> Data provided:

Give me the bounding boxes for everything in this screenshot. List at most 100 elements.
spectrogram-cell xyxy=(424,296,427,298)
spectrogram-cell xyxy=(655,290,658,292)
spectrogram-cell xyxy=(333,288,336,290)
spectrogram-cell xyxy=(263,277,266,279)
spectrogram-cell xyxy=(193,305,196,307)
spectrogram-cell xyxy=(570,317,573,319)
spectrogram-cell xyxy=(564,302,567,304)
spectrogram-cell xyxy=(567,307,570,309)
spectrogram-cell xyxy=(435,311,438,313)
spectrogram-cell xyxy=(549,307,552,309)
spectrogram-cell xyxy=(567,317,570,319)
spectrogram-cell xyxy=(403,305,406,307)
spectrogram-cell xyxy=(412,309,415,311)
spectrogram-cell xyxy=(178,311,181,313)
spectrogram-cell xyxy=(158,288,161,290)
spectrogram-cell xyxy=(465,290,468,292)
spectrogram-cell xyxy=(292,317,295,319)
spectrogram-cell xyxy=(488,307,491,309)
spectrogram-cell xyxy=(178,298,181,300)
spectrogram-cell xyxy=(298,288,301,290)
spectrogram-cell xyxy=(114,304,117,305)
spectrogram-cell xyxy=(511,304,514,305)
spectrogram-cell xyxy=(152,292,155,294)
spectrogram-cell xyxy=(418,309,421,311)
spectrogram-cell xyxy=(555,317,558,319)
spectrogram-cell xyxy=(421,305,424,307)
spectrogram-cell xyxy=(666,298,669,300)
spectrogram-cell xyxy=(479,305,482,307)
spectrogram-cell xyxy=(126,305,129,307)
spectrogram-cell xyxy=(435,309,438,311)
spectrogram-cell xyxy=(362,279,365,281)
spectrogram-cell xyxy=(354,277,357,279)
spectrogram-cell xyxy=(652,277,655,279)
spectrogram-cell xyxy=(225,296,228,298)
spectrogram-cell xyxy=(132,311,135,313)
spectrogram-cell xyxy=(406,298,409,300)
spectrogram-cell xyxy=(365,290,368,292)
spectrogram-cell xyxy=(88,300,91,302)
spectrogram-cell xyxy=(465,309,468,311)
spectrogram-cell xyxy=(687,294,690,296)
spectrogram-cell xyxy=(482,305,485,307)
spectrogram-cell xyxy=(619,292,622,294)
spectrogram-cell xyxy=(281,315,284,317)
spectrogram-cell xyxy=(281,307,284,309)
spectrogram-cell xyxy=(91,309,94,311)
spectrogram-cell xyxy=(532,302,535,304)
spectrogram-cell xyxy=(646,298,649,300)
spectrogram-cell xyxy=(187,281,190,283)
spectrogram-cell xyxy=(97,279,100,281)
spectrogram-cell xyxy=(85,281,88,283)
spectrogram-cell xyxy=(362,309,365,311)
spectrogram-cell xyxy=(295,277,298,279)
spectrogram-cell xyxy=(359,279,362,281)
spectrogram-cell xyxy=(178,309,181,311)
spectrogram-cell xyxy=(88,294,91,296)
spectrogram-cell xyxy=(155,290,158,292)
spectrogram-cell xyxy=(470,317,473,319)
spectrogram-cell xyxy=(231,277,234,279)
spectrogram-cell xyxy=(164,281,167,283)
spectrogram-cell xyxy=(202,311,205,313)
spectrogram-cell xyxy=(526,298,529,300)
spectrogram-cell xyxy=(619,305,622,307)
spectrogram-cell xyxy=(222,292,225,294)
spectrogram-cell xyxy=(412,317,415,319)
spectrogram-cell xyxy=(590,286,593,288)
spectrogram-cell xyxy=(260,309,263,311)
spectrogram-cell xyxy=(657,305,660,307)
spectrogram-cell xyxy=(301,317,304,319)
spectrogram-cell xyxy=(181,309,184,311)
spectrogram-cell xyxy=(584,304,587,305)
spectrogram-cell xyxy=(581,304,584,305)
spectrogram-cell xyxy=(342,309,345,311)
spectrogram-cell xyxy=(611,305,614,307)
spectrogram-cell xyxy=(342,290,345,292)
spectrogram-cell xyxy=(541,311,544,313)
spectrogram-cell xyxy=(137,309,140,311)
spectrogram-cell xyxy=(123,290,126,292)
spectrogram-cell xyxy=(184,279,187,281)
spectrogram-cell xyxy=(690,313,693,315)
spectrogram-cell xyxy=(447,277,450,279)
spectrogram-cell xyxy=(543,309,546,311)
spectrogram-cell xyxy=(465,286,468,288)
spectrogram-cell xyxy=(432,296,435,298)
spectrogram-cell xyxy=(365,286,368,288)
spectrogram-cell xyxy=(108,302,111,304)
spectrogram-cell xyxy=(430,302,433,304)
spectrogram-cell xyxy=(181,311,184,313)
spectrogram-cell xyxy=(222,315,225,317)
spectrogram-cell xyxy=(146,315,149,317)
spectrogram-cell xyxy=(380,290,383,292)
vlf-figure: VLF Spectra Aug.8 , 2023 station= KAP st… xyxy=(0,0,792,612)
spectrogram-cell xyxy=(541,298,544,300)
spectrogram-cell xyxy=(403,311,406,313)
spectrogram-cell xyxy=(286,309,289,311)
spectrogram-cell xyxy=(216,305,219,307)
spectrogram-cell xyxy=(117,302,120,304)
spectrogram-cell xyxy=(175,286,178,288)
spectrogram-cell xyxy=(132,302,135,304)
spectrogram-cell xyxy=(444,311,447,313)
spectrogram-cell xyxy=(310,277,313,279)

> To do:
Transcribe the lines of the records from the start through the line holding "spectrogram-cell xyxy=(263,277,266,279)", inclusive.

> Solution for this problem:
Give me the bounding boxes for everything in this screenshot. List at most 100 elements.
spectrogram-cell xyxy=(424,296,427,298)
spectrogram-cell xyxy=(655,290,658,292)
spectrogram-cell xyxy=(333,288,336,290)
spectrogram-cell xyxy=(263,277,266,279)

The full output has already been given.